Select from the data all lines with the word "Homepage".

Data items:
——————
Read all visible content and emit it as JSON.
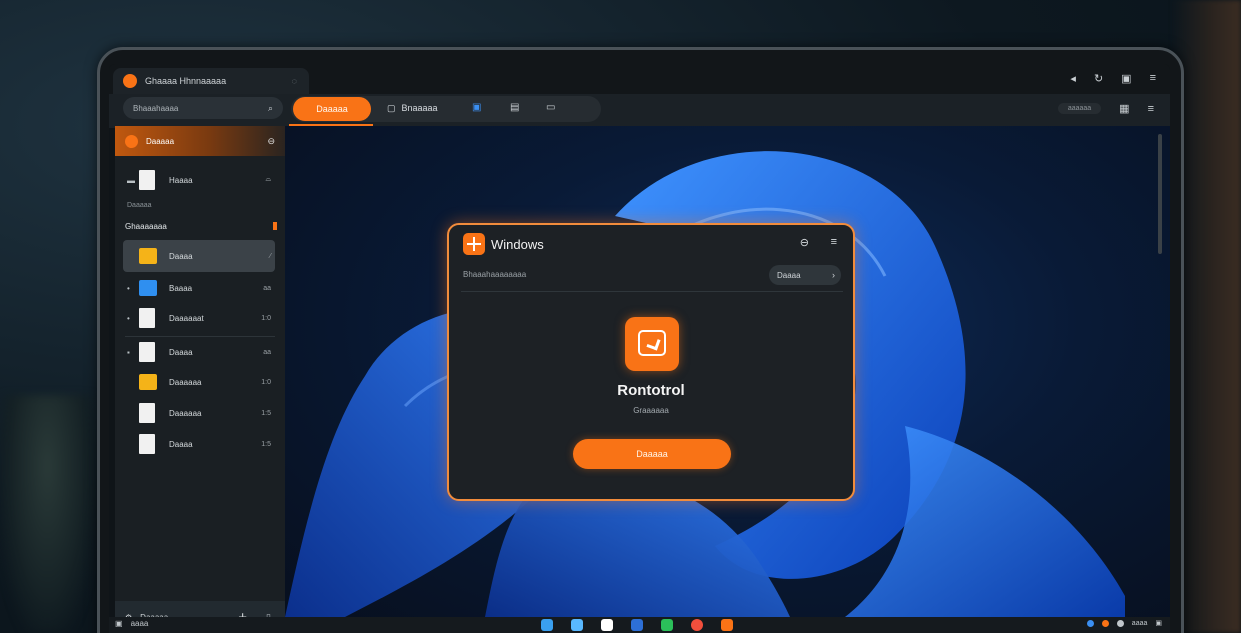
{
  "titlebar": {
    "tab_title": "Ghaaaa Hhnnaaaaa",
    "tab_close_icon": "◌",
    "icons": [
      "◂",
      "↻",
      "▣",
      "≡"
    ]
  },
  "toolbar": {
    "search_placeholder": "Bhaaahaaaa",
    "active_tab": "Daaaaa",
    "tab2_label": "Bnaaaaa",
    "pill": "aaaaaa"
  },
  "sidebar": {
    "selected": "Daaaaa",
    "item_home": "Haaaa",
    "sub_label": "Daaaaa",
    "section_head": "Ghaaaaaaa",
    "rows": [
      {
        "label": "Daaaa",
        "meta": "",
        "kind": "folder-yellow"
      },
      {
        "label": "Baaaa",
        "meta": "aa",
        "kind": "folder-blue"
      },
      {
        "label": "Daaaaaat",
        "meta": "1:0",
        "kind": "doc"
      },
      {
        "label": "Daaaa",
        "meta": "aa",
        "kind": "doc"
      },
      {
        "label": "Daaaaaa",
        "meta": "1:0",
        "kind": "folder-yellow"
      },
      {
        "label": "Daaaaaa",
        "meta": "1:5",
        "kind": "doc"
      },
      {
        "label": "Daaaa",
        "meta": "1:5",
        "kind": "doc"
      }
    ],
    "footer_label": "Daaaaa"
  },
  "dialog": {
    "title": "Windows",
    "subtitle": "Bhaaahaaaaaaaa",
    "select_value": "Daaaa",
    "app_name": "Rontotrol",
    "caption": "Graaaaaa",
    "button": "Daaaaa"
  },
  "taskbar": {
    "left_text": "aaaa",
    "right_text": "aaaa"
  },
  "colors": {
    "accent": "#f97316",
    "wallpaper_blue": "#2f7bf0",
    "surface": "#1d2125"
  }
}
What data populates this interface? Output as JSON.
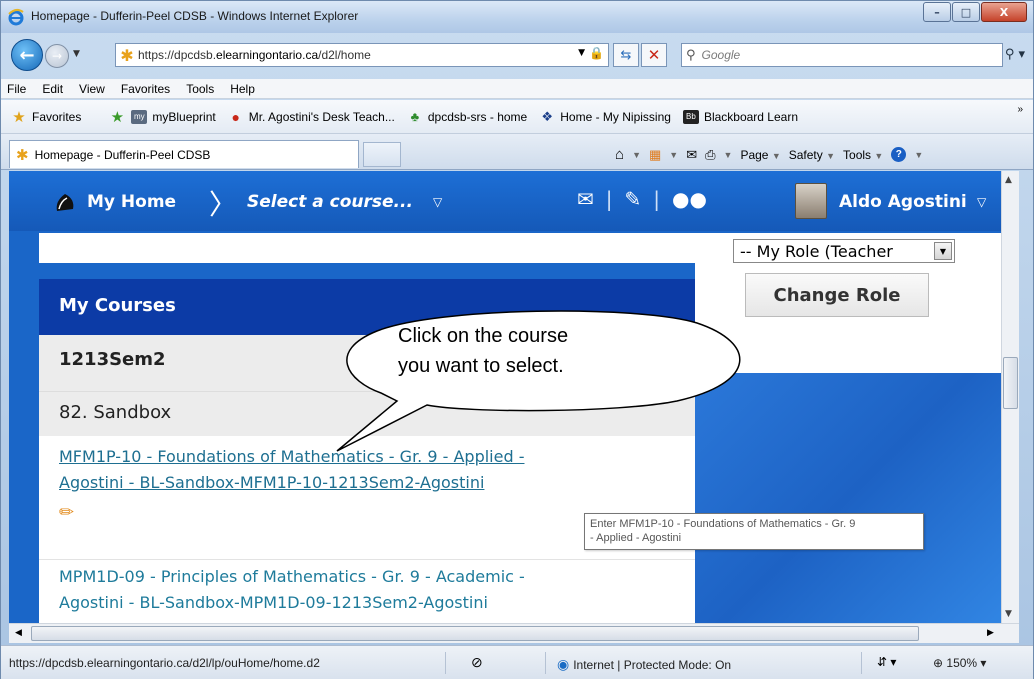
{
  "window": {
    "title": "Homepage - Dufferin-Peel CDSB - Windows Internet Explorer",
    "minimize": "–",
    "maximize": "□",
    "close": "X"
  },
  "address": {
    "url_prefix": "https://dpcdsb.",
    "url_domain": "elearningontario.ca",
    "url_path": "/d2l/home",
    "search_placeholder": "Google"
  },
  "menu": [
    "File",
    "Edit",
    "View",
    "Favorites",
    "Tools",
    "Help"
  ],
  "favorites": {
    "label": "Favorites",
    "items": [
      {
        "label": "myBlueprint",
        "icon": "myblueprint-icon"
      },
      {
        "label": "Mr. Agostini's Desk Teach...",
        "icon": "apple-icon"
      },
      {
        "label": "dpcdsb-srs - home",
        "icon": "plant-icon"
      },
      {
        "label": "Home - My Nipissing",
        "icon": "nipissing-icon"
      },
      {
        "label": "Blackboard Learn",
        "icon": "blackboard-icon"
      }
    ]
  },
  "tab": {
    "label": "Homepage - Dufferin-Peel CDSB"
  },
  "commandbar": {
    "page": "Page",
    "safety": "Safety",
    "tools": "Tools"
  },
  "d2l": {
    "home": "My Home",
    "select_course": "Select a course...",
    "user_name": "Aldo Agostini"
  },
  "courses": {
    "header": "My Courses",
    "semester": "1213Sem2",
    "group": "82. Sandbox",
    "items": [
      {
        "line1": "MFM1P-10 - Foundations of Mathematics - Gr. 9 - Applied -",
        "line2": "Agostini - BL-Sandbox-MFM1P-10-1213Sem2-Agostini"
      },
      {
        "line1": "MPM1D-09 - Principles of Mathematics - Gr. 9 - Academic -",
        "line2": "Agostini - BL-Sandbox-MPM1D-09-1213Sem2-Agostini"
      }
    ]
  },
  "role": {
    "selected": "-- My Role (Teacher",
    "change_button": "Change Role"
  },
  "tooltip": {
    "line1": "Enter MFM1P-10 - Foundations of Mathematics - Gr. 9",
    "line2": "- Applied - Agostini"
  },
  "callout": {
    "line1": "Click on the course",
    "line2": "you want to select."
  },
  "status": {
    "url": "https://dpcdsb.elearningontario.ca/d2l/lp/ouHome/home.d2",
    "zone": "Internet | Protected Mode: On",
    "zoom": "150%"
  },
  "colors": {
    "d2l_nav": "#1d6fd6",
    "courses_header": "#0c3ba6",
    "course_link": "#1e7b9b"
  }
}
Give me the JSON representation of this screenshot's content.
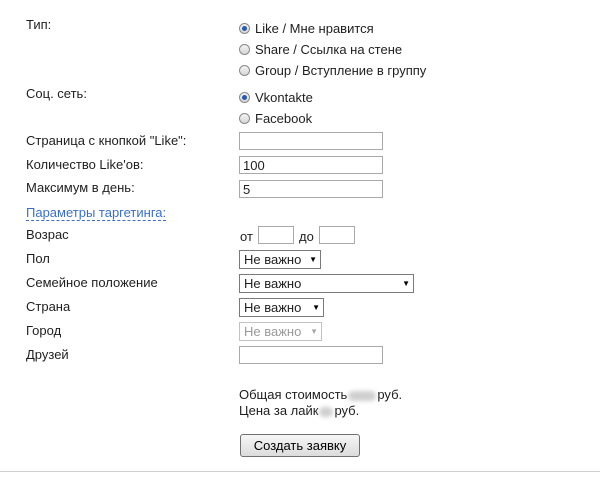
{
  "type_section": {
    "label": "Тип:",
    "options": [
      {
        "label": "Like / Мне нравится",
        "checked": true
      },
      {
        "label": "Share / Ссылка на стене",
        "checked": false
      },
      {
        "label": "Group / Вступление в группу",
        "checked": false
      }
    ]
  },
  "network_section": {
    "label": "Соц. сеть:",
    "options": [
      {
        "label": "Vkontakte",
        "checked": true
      },
      {
        "label": "Facebook",
        "checked": false
      }
    ]
  },
  "fields": {
    "like_page_label": "Страница с кнопкой \"Like\":",
    "like_page_value": "",
    "likes_count_label": "Количество Like'ов:",
    "likes_count_value": "100",
    "max_per_day_label": "Максимум в день:",
    "max_per_day_value": "5"
  },
  "targeting": {
    "link_label": "Параметры таргетинга:",
    "age_label": "Возрас",
    "age_from_label": "от",
    "age_to_label": "до",
    "gender_label": "Пол",
    "gender_value": "Не важно",
    "marital_label": "Семейное положение",
    "marital_value": "Не важно",
    "country_label": "Страна",
    "country_value": "Не важно",
    "city_label": "Город",
    "city_value": "Не важно",
    "friends_label": "Друзей"
  },
  "pricing": {
    "total_prefix": "Общая стоимость",
    "total_suffix": "руб.",
    "per_like_prefix": "Цена за лайк",
    "per_like_suffix": "руб."
  },
  "submit_label": "Создать заявку",
  "icons": {
    "select_caret": "chevron-down-icon"
  }
}
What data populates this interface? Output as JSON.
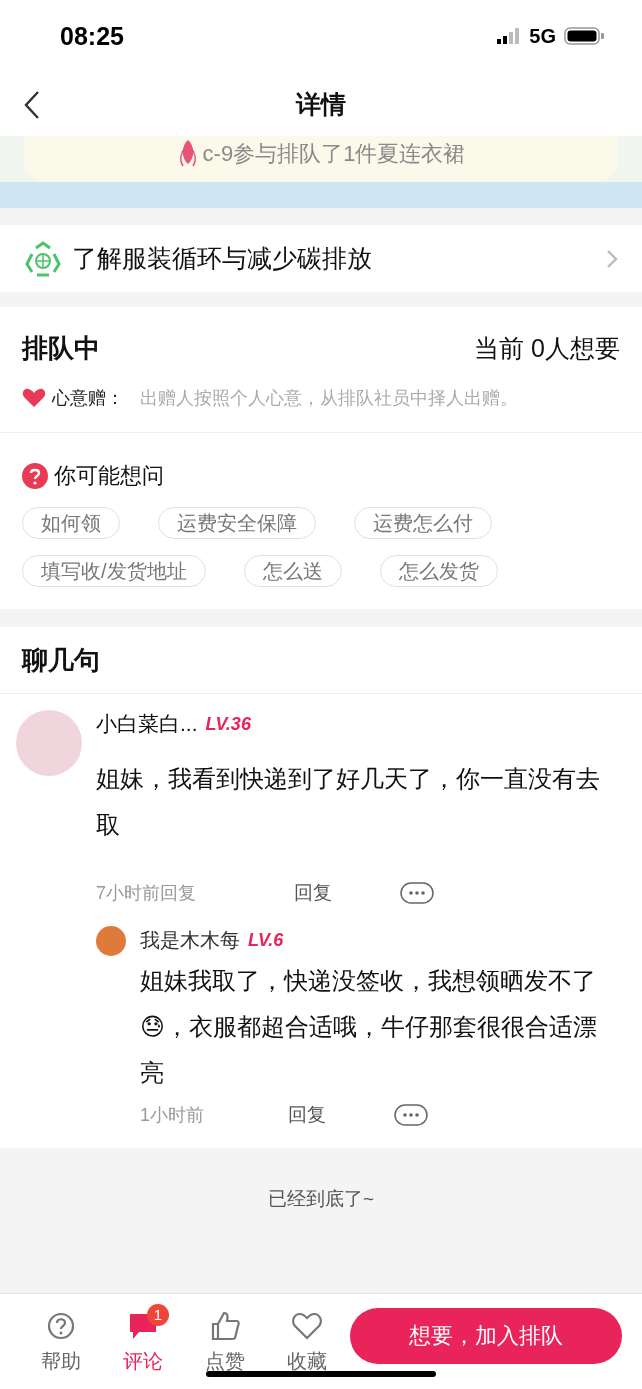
{
  "status_bar": {
    "time": "08:25",
    "network": "5G"
  },
  "nav": {
    "title": "详情"
  },
  "banner": {
    "text": "c-9参与排队了1件夏连衣裙"
  },
  "eco_link": {
    "label": "了解服装循环与减少碳排放"
  },
  "queue": {
    "title": "排队中",
    "count": "当前 0人想要",
    "mode_label": "心意赠：",
    "mode_desc": "出赠人按照个人心意，从排队社员中择人出赠。"
  },
  "faq": {
    "title": "你可能想问",
    "chips": [
      [
        "如何领",
        "运费安全保障",
        "运费怎么付"
      ],
      [
        "填写收/发货地址",
        "怎么送",
        "怎么发货"
      ]
    ]
  },
  "comments": {
    "title": "聊几句",
    "items": [
      {
        "name": "小白菜白...",
        "level": "LV.36",
        "text": "姐妹，我看到快递到了好几天了，你一直没有去取",
        "time": "7小时前回复",
        "reply": "回复",
        "replies": [
          {
            "name": "我是木木每",
            "level": "LV.6",
            "text": "姐妹我取了，快递没签收，我想领晒发不了😓，衣服都超合适哦，牛仔那套很很合适漂亮",
            "time": "1小时前",
            "reply": "回复"
          }
        ]
      }
    ]
  },
  "end_text": "已经到底了~",
  "tab_bar": {
    "items": [
      {
        "kind": "help",
        "label": "帮助",
        "selected": false
      },
      {
        "kind": "comment",
        "label": "评论",
        "selected": true,
        "badge": "1"
      },
      {
        "kind": "like",
        "label": "点赞",
        "selected": false
      },
      {
        "kind": "favorite",
        "label": "收藏",
        "selected": false
      }
    ],
    "action": "想要，加入排队"
  }
}
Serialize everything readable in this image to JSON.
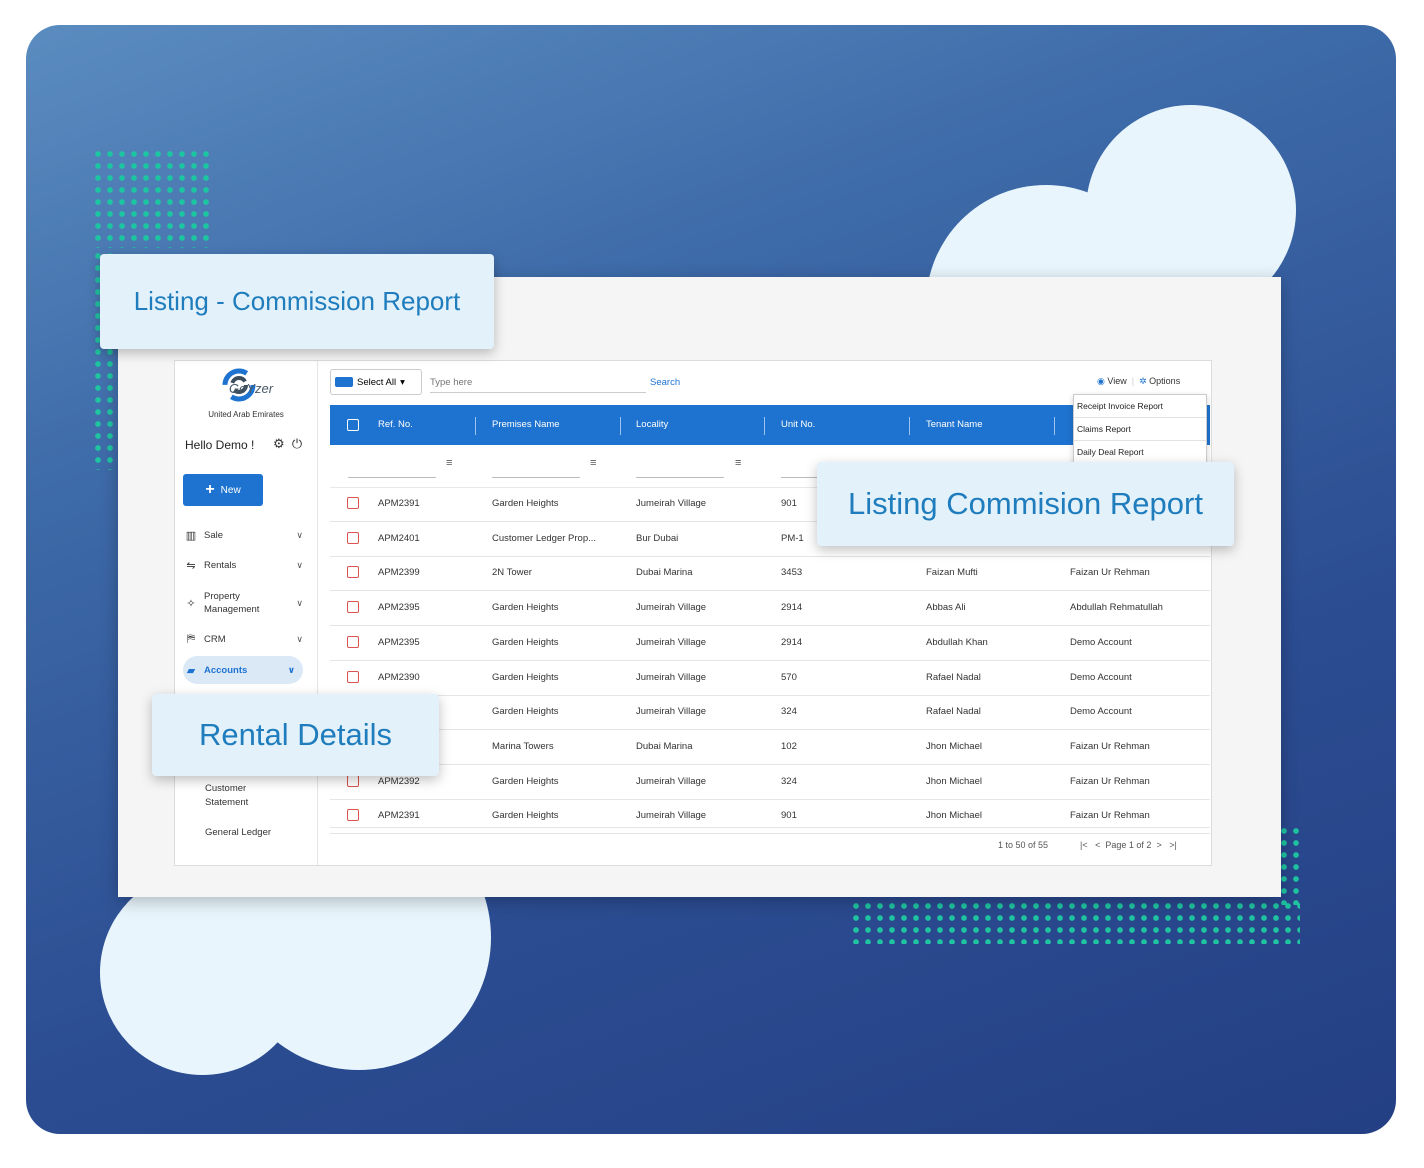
{
  "callouts": {
    "listing_commission": "Listing - Commission Report",
    "listing_commision": "Listing Commision Report",
    "rental_details": "Rental Details"
  },
  "app": {
    "logo_text": "GoYzer",
    "country": "United Arab Emirates",
    "greeting": "Hello Demo !",
    "new_button": "New",
    "nav": [
      {
        "label": "Sale",
        "icon": "bar-chart-icon"
      },
      {
        "label": "Rentals",
        "icon": "handshake-icon"
      },
      {
        "label": "Property Management",
        "icon": "wrench-icon"
      },
      {
        "label": "CRM",
        "icon": "crm-icon"
      },
      {
        "label": "Accounts",
        "icon": "folder-icon",
        "active": true
      }
    ],
    "sub_nav": [
      "Customer Statement",
      "General Ledger"
    ]
  },
  "toolbar": {
    "select_all": "Select All",
    "search_placeholder": "Type here",
    "search_button": "Search",
    "view": "View",
    "options": "Options"
  },
  "options_menu": [
    "Receipt Invoice Report",
    "Claims Report",
    "Daily Deal Report"
  ],
  "table": {
    "columns": [
      "Ref. No.",
      "Premises Name",
      "Locality",
      "Unit No.",
      "Tenant Name"
    ],
    "rows": [
      [
        "APM2391",
        "Garden Heights",
        "Jumeirah Village",
        "901",
        "",
        ""
      ],
      [
        "APM2401",
        "Customer Ledger Prop...",
        "Bur Dubai",
        "PM-1",
        "",
        ""
      ],
      [
        "APM2399",
        "2N Tower",
        "Dubai Marina",
        "3453",
        "Faizan Mufti",
        "Faizan Ur Rehman"
      ],
      [
        "APM2395",
        "Garden Heights",
        "Jumeirah Village",
        "2914",
        "Abbas Ali",
        "Abdullah Rehmatullah"
      ],
      [
        "APM2395",
        "Garden Heights",
        "Jumeirah Village",
        "2914",
        "Abdullah Khan",
        "Demo Account"
      ],
      [
        "APM2390",
        "Garden Heights",
        "Jumeirah Village",
        "570",
        "Rafael Nadal",
        "Demo Account"
      ],
      [
        "",
        "Garden Heights",
        "Jumeirah Village",
        "324",
        "Rafael Nadal",
        "Demo Account"
      ],
      [
        "",
        "Marina Towers",
        "Dubai Marina",
        "102",
        "Jhon Michael",
        "Faizan Ur Rehman"
      ],
      [
        "APM2392",
        "Garden Heights",
        "Jumeirah Village",
        "324",
        "Jhon Michael",
        "Faizan Ur Rehman"
      ],
      [
        "APM2391",
        "Garden Heights",
        "Jumeirah Village",
        "901",
        "Jhon Michael",
        "Faizan Ur Rehman"
      ]
    ]
  },
  "pagination": {
    "count": "1 to 50 of 55",
    "page": "Page 1 of 2"
  },
  "colors": {
    "accent": "#1e73d0",
    "checkbox": "#d9534f",
    "teal_dots": "#1fc4a0"
  }
}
——————
§ REPLY TO THE TASK
    "title": "Homepage - Dufferin-Peel CDSB - Windows Internet Explorer",
    "label": "Homepage - Dufferin-Peel CDSB"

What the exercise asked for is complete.